STATED GOAL -
Look over the lines below. Report each one that includes the string "órganos".

Collection entries -

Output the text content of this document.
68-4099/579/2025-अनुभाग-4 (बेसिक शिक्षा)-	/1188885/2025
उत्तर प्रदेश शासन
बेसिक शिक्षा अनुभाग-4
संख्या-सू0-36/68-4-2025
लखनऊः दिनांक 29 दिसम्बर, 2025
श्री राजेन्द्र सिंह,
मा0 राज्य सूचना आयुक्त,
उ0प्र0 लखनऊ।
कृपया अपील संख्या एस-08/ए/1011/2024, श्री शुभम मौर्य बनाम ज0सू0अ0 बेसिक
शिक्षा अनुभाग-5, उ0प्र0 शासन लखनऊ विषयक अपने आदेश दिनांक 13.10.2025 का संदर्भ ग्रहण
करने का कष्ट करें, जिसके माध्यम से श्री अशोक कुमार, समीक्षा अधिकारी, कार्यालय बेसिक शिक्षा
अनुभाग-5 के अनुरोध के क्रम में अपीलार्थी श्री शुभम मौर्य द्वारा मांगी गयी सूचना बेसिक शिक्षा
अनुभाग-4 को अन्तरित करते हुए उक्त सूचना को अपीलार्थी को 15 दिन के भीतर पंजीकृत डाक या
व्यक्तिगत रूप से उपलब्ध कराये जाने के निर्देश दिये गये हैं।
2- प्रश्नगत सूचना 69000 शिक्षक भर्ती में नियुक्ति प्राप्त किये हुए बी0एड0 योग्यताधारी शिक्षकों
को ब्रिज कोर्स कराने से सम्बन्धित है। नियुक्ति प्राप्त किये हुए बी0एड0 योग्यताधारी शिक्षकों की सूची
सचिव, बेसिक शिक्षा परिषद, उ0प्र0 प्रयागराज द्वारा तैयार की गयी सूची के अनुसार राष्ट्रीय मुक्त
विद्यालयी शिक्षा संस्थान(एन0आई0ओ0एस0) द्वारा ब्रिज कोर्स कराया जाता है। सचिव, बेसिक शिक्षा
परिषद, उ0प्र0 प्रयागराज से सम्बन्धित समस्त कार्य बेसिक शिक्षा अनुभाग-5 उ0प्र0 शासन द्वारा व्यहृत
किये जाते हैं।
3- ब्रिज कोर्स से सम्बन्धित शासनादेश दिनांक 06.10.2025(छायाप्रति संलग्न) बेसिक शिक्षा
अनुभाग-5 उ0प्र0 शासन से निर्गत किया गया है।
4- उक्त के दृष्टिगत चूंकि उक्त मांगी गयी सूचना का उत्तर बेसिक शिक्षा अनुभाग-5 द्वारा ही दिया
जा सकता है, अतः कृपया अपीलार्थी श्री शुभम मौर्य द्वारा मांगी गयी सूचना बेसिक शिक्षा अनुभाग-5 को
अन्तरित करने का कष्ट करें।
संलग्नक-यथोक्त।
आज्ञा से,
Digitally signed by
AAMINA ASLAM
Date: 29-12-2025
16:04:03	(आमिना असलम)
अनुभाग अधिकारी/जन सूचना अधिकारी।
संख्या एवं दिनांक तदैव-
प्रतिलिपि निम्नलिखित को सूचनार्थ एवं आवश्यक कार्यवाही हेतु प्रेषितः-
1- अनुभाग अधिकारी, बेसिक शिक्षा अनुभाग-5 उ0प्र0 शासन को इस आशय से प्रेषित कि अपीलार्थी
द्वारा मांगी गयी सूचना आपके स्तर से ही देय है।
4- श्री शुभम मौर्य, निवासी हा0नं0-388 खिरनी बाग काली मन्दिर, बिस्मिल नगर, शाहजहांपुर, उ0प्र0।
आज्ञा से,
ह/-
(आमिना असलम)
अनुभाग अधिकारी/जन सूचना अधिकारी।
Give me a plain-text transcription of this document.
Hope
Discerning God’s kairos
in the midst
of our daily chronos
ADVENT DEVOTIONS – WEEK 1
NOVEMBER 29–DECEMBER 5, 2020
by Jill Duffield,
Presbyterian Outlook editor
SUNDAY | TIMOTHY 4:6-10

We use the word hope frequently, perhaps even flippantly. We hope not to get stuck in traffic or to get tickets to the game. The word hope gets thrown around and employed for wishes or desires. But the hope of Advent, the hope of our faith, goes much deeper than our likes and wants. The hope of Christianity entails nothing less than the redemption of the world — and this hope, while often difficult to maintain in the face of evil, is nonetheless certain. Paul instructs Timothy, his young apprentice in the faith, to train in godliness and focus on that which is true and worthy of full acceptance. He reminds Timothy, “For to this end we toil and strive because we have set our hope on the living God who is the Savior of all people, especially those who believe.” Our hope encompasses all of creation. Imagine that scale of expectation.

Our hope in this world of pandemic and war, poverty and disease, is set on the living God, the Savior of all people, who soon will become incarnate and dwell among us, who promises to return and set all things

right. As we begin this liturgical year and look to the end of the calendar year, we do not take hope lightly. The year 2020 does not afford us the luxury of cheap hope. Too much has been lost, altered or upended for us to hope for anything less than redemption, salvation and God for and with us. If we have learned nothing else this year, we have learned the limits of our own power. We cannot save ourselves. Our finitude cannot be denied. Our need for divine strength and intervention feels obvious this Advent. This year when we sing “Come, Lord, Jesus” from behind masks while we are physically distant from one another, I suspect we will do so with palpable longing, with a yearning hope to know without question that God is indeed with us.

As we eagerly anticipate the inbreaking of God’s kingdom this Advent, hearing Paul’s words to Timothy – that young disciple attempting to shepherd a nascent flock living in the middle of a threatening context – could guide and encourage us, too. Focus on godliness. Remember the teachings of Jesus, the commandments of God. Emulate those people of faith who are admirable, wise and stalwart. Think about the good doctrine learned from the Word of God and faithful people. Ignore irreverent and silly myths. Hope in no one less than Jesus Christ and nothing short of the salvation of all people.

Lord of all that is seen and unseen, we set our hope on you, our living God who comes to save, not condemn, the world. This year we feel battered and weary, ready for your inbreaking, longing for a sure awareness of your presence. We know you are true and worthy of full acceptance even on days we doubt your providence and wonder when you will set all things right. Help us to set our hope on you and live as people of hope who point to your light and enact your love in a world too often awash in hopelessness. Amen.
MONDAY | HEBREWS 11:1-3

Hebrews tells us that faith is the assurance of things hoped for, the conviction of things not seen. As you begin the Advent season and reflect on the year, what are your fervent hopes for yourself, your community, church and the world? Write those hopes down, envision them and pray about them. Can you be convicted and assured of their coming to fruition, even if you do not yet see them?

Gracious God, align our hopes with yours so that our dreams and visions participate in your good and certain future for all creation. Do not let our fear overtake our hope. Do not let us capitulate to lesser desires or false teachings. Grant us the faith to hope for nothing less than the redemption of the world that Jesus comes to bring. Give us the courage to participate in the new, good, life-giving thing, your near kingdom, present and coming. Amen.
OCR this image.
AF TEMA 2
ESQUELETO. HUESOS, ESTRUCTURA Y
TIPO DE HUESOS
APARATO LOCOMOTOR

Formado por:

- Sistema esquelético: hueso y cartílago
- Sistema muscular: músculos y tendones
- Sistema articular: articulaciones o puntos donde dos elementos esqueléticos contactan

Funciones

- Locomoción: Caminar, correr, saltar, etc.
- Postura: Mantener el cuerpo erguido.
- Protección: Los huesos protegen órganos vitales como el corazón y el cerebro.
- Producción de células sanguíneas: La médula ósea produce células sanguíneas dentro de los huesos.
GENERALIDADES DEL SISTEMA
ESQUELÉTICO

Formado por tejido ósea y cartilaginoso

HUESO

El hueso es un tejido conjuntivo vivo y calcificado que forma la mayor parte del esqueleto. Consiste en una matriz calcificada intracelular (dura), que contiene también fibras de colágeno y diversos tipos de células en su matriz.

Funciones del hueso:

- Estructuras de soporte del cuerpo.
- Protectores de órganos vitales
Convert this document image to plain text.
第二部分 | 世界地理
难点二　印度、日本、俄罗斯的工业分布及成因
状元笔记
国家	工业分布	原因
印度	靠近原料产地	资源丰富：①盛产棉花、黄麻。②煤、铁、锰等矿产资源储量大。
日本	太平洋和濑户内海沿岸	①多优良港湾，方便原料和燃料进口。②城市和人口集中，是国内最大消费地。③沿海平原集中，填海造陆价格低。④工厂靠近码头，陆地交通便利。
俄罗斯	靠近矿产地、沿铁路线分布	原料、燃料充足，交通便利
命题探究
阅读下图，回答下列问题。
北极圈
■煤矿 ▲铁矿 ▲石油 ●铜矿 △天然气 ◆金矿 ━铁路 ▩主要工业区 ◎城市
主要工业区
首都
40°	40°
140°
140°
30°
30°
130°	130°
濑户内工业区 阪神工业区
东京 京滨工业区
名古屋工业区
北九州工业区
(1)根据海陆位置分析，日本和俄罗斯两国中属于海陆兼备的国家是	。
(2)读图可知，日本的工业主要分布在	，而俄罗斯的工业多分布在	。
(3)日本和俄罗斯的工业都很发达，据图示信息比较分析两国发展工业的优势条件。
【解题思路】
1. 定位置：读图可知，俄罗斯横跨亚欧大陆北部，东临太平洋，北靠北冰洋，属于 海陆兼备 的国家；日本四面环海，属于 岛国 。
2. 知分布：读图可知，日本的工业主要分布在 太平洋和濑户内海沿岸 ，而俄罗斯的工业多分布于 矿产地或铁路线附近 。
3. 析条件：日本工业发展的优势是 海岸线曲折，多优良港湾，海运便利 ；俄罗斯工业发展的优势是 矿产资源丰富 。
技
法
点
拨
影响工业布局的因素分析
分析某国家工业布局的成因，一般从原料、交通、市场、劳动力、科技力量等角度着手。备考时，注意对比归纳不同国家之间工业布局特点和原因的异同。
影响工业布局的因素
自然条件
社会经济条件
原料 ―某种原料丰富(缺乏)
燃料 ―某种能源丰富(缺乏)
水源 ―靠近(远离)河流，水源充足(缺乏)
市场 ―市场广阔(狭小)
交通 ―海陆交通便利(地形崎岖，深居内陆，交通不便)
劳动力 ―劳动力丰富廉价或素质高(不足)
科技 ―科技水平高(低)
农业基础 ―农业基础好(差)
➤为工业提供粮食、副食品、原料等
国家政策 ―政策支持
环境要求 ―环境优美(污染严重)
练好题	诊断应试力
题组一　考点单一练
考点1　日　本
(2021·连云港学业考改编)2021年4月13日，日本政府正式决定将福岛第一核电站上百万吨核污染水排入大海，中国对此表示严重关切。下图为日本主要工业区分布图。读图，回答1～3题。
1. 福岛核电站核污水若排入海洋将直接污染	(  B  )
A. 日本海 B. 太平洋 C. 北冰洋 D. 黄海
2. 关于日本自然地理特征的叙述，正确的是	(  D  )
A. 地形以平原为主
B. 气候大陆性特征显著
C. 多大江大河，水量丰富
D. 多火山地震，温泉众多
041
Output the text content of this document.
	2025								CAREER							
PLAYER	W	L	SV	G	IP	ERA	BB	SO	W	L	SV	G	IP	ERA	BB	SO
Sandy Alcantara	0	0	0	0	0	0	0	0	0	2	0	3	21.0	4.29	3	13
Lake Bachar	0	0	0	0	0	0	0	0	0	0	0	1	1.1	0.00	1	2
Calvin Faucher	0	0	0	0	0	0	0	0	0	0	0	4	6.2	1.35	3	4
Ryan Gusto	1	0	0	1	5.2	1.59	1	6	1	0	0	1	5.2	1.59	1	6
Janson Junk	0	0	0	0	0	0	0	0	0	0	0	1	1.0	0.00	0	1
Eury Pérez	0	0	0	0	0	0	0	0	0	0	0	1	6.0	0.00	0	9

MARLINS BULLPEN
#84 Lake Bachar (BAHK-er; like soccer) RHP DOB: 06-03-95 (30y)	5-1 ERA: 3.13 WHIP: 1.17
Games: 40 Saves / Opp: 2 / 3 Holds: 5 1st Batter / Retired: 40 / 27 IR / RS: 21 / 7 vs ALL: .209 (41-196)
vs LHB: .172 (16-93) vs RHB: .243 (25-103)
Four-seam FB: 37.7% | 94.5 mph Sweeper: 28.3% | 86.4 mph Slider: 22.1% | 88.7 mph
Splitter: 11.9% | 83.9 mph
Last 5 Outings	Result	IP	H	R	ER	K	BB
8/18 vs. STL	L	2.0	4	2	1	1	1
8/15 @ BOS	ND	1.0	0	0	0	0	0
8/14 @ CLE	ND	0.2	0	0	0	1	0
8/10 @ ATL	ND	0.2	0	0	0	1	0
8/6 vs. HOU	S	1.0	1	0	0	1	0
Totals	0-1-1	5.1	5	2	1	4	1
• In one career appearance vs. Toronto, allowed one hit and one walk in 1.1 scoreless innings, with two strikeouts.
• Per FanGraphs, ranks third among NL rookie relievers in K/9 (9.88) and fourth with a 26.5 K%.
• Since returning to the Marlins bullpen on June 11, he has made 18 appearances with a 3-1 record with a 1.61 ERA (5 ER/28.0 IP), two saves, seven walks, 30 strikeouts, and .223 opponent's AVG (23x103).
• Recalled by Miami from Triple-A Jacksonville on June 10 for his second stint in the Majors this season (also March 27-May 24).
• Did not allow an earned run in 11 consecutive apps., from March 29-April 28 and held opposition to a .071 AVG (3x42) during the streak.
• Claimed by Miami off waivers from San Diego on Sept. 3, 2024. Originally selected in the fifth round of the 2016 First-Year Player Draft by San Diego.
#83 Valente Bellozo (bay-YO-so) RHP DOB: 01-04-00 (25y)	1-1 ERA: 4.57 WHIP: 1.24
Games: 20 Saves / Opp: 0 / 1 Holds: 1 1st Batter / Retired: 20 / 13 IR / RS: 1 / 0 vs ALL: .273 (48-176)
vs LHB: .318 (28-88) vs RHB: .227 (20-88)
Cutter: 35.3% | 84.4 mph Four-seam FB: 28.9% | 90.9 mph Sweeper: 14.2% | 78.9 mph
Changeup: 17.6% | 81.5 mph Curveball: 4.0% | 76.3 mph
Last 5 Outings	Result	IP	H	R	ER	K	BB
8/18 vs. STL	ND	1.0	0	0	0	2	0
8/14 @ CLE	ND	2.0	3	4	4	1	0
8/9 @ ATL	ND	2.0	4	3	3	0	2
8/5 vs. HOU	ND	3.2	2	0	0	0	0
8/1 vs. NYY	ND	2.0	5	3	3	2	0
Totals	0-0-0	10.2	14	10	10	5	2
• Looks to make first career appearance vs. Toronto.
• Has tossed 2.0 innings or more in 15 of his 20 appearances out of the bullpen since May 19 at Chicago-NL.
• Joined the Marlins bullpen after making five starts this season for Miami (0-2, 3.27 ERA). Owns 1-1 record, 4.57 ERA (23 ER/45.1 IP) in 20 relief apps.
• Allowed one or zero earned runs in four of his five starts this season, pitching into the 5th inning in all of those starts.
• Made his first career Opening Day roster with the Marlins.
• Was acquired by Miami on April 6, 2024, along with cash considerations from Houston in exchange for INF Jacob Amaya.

EXPECTED ANSWER -
- Protección: Los huesos protegen órganos vitales como el corazón y el cerebro.
- Protectores de órganos vitales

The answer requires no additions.